*Given request*
Reproduce the mailing-list thread below about replacing FieldCache in Lucene 7, word for word and in full.

*Document section*
◆ ◆ ◆ ◆ ◆ ◆ ◆

Re: what's replacement of FieldCache in Lucene 7

Posted by Yonghui Zhao <zh...@gmail.com>.
I can sort doc id and then fetch field via docvalue.

but another big scenario for field cache is  in custom score query, we use
field cache to compute score, stored fields can't work here for performance
issue.

If I still use docvalue, I must make sure all queries are scored in order,
I think this will introduce some performance drop?

2018-04-13 17:15 GMT+08:00 Adrien Grand <jp...@gmail.com>:

> Performance may be worse with stored fields indeed. In general Lucene makes
> the assumption that millions of documents are queried but only ~100
> documents are retrieved in the end, so the bottleneck should be query
> processing, not retrieving stored fieds.
>
> Le ven. 13 avr. 2018 à 05:27, Yonghui Zhao <zh...@gmail.com> a
> écrit :
>
> > My case is when I get some docs from lucene, I need also get some field
> > value of the retrieved docs.
> >
> > For example  in lucene 4, I use FieldCache like this.
> >
> > FieldCache.DEFAULT.getTerms(reader, name,
> > false).get(locDocId).utf8ToString();
> >
> > FieldCache.DEFAULT.getInts(reader, name, false).get(locDocId);
> >
> > FieldCache.DEFAULT.getDoubles(reader, name, false).get(locDocId);
> >
> >
> > while docId may be not in ascending order.
> >
> > Of course I can use stored field like this
> >
> > Document doc = indexSearcher.doc(docId, storedFields.keySet());
> >
> >
> > But the performance should be worse than FieldCache.
> >
> >
> > 2018-04-12 19:57 GMT+08:00 Adrien Grand <jp...@gmail.com>:
> >
> > > Hello,
> > >
> > > Doc values should be used instead of the field cache indeed. Note that
> > this
> > > require to add them to your documents at index time, eg. with a
> > > NumericDocValuesField.

◆ ◆ ◆ ◆ ◆ ◆ ◆

*Record excerpts*
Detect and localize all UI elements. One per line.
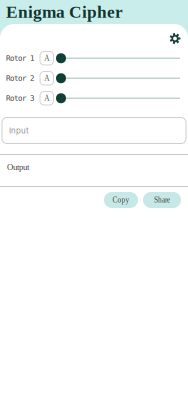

◆ ◆ ◆ ◆ ◆ ◆ ◆

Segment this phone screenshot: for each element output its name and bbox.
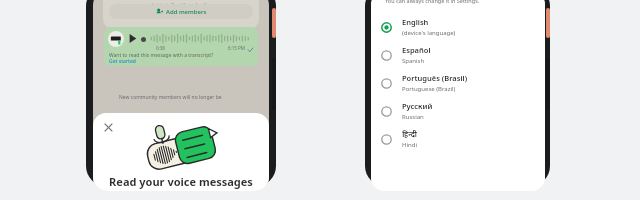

◆ ◆ ◆ ◆ ◆ ◆ ◆

*Problem solution*
Re: what's replacement of FieldCache in Lucene 7

Posted by Yonghui Zhao <zh...@gmail.com>.
I can sort doc id and then fetch field via docvalue.

but another big scenario for field cache is  in custom score query, we use
field cache to compute score, stored fields can't work here for performance
issue.

If I still use docvalue, I must make sure all queries are scored in order,
I think this will introduce some performance drop?

2018-04-13 17:15 GMT+08:00 Adrien Grand <jp...@gmail.com>:

> Performance may be worse with stored fields indeed. In general Lucene makes
> the assumption that millions of documents are queried but only ~100
> documents are retrieved in the end, so the bottleneck should be query
> processing, not retrieving stored fieds.
>
> Le ven. 13 avr. 2018 à 05:27, Yonghui Zhao <zh...@gmail.com> a
> écrit :
>
> > My case is when I get some docs from lucene, I need also get some field
> > value of the retrieved docs.
> >
> > For example  in lucene 4, I use FieldCache like this.
> >
> > FieldCache.DEFAULT.getTerms(reader, name,
> > false).get(locDocId).utf8ToString();
> >
> > FieldCache.DEFAULT.getInts(reader, name, false).get(locDocId);
> >
> > FieldCache.DEFAULT.getDoubles(reader, name, false).get(locDocId);
> >
> >
> > while docId may be not in ascending order.
> >
> > Of course I can use stored field like this
> >
> > Document doc = indexSearcher.doc(docId, storedFields.keySet());
> >
> >
> > But the performance should be worse than FieldCache.
> >
> >
> > 2018-04-12 19:57 GMT+08:00 Adrien Grand <jp...@gmail.com>:
> >
> > > Hello,
> > >
> > > Doc values should be used instead of the field cache indeed. Note that
> > this
> > > require to add them to your documents at index time, eg. with a
> > > NumericDocValuesField.